PROVIDED INFORMATION: Begin

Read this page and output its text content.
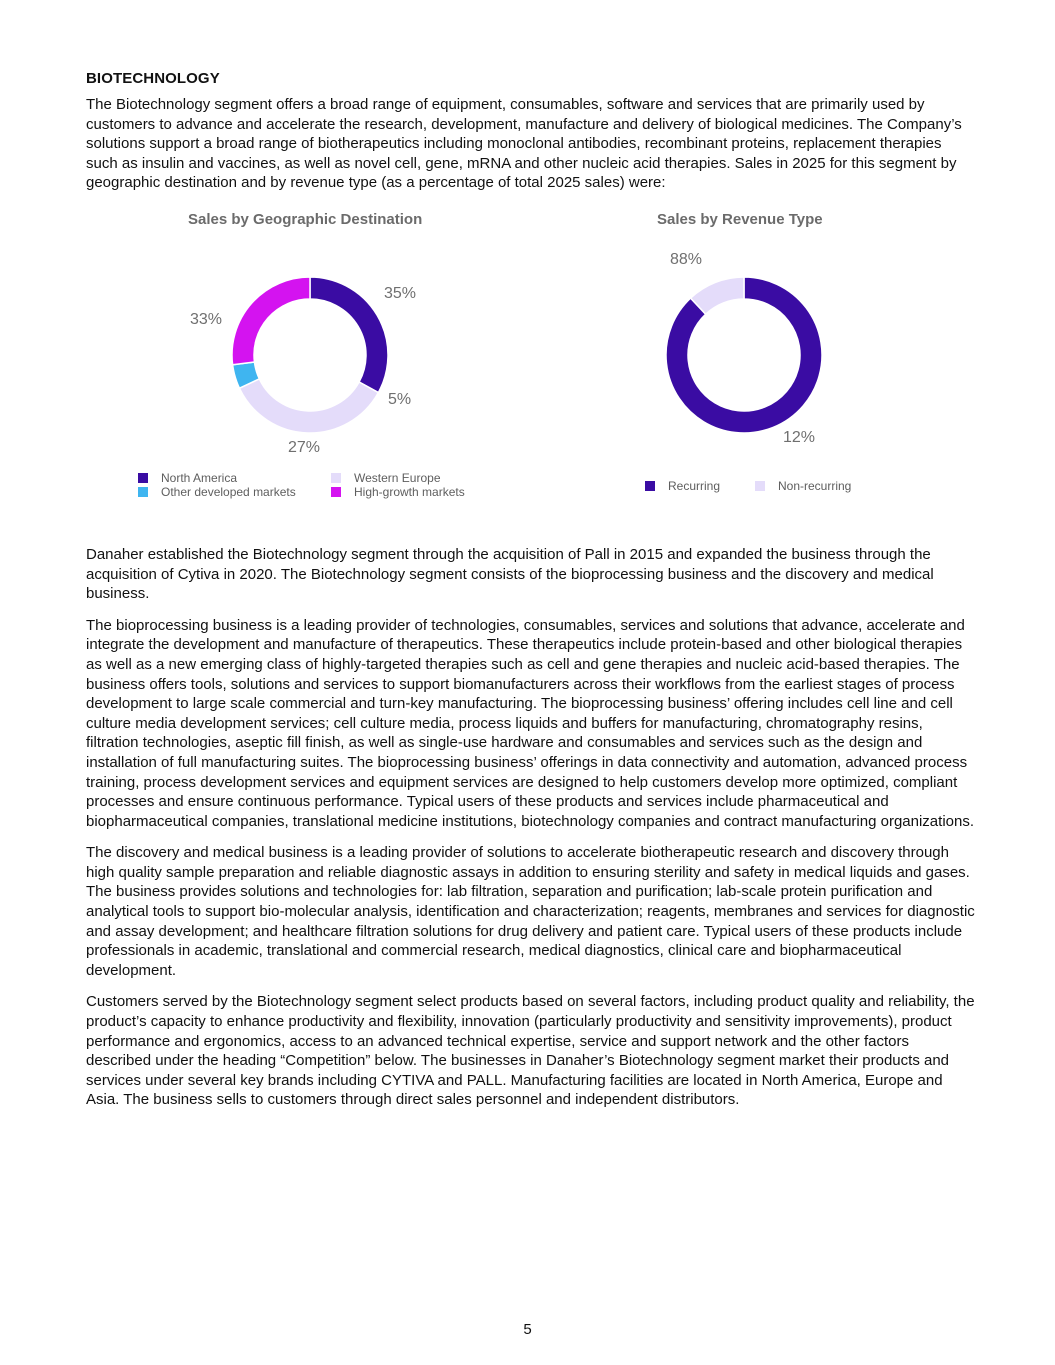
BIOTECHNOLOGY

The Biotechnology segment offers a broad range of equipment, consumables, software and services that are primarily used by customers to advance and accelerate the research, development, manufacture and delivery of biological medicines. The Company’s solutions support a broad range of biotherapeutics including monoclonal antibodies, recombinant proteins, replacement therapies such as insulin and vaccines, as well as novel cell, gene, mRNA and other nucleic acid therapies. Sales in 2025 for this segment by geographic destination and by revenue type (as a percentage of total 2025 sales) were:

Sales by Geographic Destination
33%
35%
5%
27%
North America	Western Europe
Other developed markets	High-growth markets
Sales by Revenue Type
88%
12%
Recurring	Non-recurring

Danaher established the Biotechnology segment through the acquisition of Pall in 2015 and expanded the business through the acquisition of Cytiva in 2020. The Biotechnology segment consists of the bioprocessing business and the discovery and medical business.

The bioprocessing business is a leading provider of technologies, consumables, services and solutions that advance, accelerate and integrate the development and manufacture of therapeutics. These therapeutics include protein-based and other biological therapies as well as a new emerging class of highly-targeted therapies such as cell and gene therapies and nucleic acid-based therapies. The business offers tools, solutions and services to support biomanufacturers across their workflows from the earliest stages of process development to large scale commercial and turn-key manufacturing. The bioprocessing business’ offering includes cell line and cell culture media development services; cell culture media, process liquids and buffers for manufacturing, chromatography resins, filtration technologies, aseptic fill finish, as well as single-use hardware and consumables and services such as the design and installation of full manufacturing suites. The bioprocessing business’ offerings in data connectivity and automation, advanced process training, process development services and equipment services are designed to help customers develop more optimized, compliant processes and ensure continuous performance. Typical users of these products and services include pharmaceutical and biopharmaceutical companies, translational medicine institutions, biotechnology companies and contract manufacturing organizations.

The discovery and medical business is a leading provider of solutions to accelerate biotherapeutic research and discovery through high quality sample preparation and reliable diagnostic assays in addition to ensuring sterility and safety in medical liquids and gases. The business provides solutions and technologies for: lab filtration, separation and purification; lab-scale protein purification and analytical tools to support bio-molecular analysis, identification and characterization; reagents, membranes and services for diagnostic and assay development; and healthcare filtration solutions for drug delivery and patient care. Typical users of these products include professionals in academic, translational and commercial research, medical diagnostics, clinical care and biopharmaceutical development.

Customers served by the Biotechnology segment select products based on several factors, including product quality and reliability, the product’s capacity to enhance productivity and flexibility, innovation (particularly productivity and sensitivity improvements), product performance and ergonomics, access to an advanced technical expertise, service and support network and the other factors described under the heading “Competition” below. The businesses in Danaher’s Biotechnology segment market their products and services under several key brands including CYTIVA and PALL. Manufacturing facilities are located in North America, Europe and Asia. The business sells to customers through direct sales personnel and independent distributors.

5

PROVIDED INFORMATION: End
PROVIDED INFORMATION: Begin

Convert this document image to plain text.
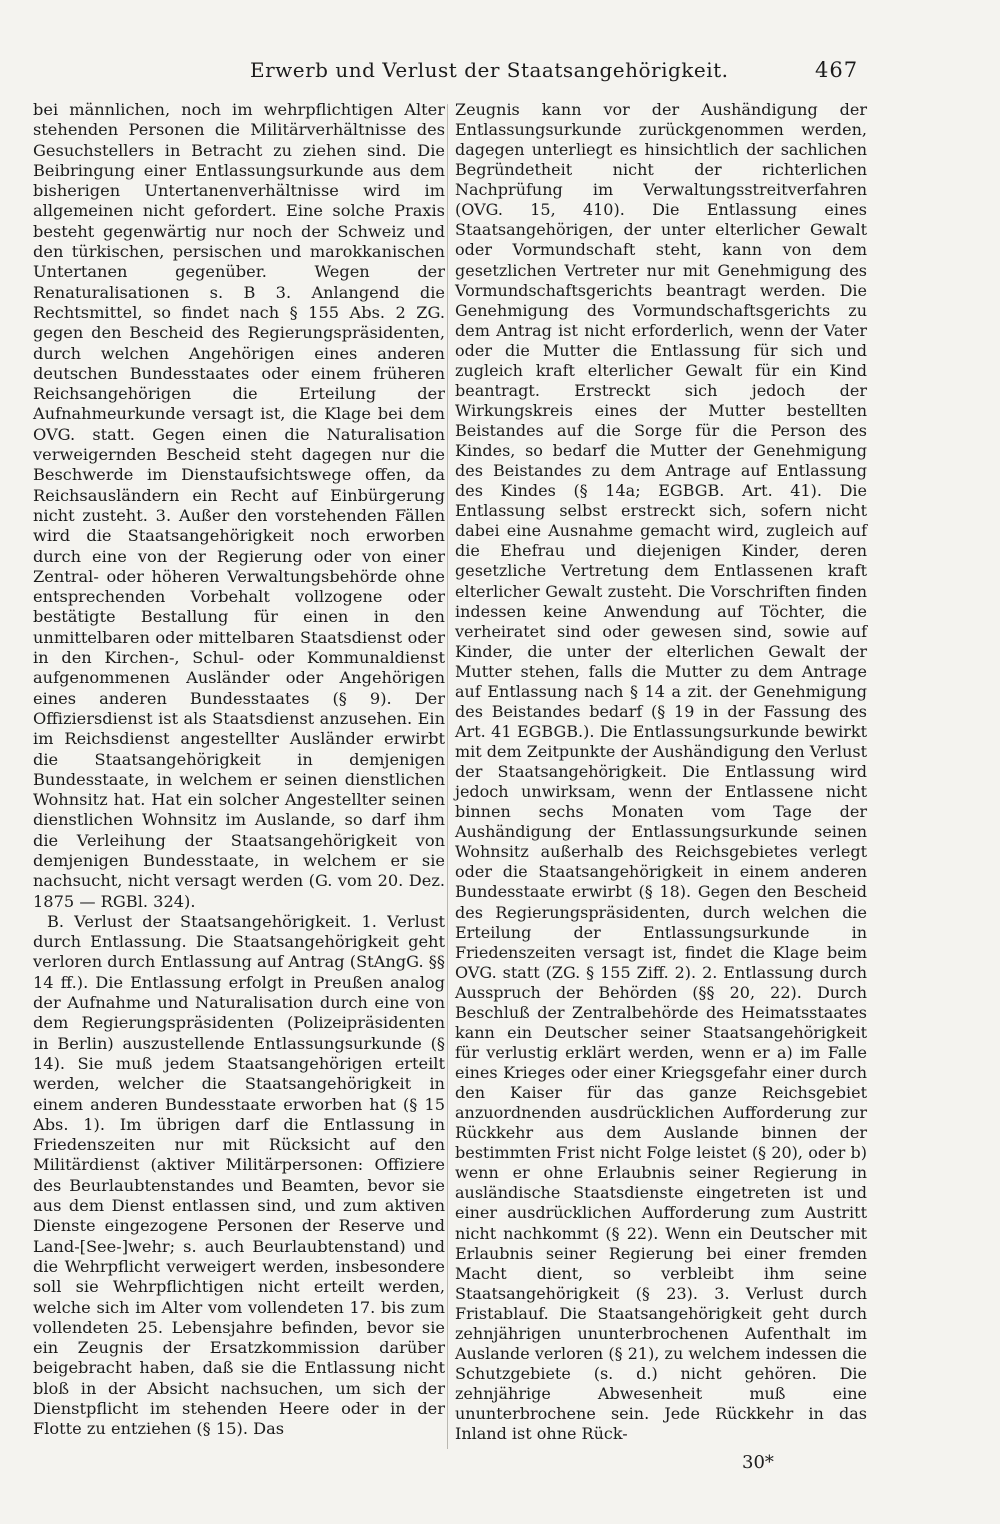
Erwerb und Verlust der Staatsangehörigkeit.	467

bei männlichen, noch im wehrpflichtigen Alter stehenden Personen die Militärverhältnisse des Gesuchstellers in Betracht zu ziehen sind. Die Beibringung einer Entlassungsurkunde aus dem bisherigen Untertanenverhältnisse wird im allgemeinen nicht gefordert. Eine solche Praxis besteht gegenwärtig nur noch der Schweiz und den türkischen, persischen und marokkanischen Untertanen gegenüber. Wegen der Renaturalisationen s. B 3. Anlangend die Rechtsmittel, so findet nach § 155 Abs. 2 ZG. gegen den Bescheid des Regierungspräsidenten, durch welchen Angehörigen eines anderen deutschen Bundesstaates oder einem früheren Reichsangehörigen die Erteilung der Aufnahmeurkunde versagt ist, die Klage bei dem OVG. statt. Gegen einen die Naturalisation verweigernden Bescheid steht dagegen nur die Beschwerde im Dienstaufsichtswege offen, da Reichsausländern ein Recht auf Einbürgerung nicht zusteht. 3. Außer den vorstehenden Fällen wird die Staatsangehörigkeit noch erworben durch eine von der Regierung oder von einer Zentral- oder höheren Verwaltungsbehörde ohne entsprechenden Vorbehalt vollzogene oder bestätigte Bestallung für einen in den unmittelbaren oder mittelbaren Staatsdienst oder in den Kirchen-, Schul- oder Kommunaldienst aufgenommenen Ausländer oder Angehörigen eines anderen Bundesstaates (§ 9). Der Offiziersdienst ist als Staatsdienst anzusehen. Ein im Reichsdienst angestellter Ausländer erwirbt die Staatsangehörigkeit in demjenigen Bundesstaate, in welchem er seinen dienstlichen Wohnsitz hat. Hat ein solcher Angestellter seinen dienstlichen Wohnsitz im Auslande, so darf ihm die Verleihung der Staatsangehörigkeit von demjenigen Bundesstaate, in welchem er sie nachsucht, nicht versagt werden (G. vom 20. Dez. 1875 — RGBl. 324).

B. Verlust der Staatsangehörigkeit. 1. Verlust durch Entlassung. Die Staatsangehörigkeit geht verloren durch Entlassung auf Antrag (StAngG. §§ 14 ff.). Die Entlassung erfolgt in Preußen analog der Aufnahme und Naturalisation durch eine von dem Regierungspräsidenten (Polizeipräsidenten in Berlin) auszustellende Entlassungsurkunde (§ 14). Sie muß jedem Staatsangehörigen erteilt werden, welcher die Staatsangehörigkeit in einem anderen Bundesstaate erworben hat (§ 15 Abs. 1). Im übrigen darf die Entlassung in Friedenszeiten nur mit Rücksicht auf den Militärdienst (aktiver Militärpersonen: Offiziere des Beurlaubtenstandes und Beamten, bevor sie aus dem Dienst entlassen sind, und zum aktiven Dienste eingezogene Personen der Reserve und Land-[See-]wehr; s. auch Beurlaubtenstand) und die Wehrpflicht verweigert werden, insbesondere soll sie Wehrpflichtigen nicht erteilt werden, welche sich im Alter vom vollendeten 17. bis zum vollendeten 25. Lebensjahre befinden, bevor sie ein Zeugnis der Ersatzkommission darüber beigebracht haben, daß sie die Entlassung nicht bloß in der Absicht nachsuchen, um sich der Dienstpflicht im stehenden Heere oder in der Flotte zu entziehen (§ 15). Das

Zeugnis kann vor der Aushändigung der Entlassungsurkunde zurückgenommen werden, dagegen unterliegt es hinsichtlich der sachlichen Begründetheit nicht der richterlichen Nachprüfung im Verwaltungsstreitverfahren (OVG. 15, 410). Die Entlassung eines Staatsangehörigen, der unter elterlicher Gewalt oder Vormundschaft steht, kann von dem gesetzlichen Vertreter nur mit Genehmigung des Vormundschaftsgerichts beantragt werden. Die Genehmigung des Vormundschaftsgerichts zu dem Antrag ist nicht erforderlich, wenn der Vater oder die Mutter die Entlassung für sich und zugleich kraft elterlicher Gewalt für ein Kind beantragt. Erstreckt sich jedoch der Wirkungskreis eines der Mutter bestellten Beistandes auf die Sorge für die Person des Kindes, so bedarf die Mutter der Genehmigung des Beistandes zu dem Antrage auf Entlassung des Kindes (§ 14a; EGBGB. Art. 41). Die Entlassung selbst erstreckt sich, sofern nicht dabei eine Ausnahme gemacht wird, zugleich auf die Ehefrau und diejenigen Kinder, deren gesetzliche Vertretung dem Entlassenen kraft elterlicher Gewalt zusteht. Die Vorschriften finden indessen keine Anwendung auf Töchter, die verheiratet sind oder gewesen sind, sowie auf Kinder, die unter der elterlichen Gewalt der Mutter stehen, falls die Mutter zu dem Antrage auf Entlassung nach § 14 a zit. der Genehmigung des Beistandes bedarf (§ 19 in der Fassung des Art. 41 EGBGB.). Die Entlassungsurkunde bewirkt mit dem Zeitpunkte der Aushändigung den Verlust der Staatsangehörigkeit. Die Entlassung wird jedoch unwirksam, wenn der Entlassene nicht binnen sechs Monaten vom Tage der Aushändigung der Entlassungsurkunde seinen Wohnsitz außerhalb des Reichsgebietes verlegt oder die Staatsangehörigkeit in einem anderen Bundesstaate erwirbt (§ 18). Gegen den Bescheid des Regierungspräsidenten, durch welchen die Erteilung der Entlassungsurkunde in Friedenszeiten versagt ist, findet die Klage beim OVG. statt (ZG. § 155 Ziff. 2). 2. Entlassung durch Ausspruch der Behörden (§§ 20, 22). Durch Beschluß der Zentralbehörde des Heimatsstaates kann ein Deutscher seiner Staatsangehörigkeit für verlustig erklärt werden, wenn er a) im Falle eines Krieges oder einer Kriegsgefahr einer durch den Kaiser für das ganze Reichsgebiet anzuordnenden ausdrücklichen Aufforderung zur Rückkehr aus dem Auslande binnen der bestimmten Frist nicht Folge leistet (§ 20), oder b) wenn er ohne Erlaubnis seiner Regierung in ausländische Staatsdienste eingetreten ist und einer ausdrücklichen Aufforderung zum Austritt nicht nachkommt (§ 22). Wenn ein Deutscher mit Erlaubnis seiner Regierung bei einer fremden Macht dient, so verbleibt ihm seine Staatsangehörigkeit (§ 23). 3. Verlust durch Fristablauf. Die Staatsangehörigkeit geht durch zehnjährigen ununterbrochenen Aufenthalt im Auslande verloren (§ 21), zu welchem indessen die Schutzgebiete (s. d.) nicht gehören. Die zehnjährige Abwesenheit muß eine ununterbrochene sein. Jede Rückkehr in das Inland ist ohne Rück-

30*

PROVIDED INFORMATION: End

Please filter the data down to the lines containing the word "text".

Read this page and output its text content.
Convert this document image to plain text.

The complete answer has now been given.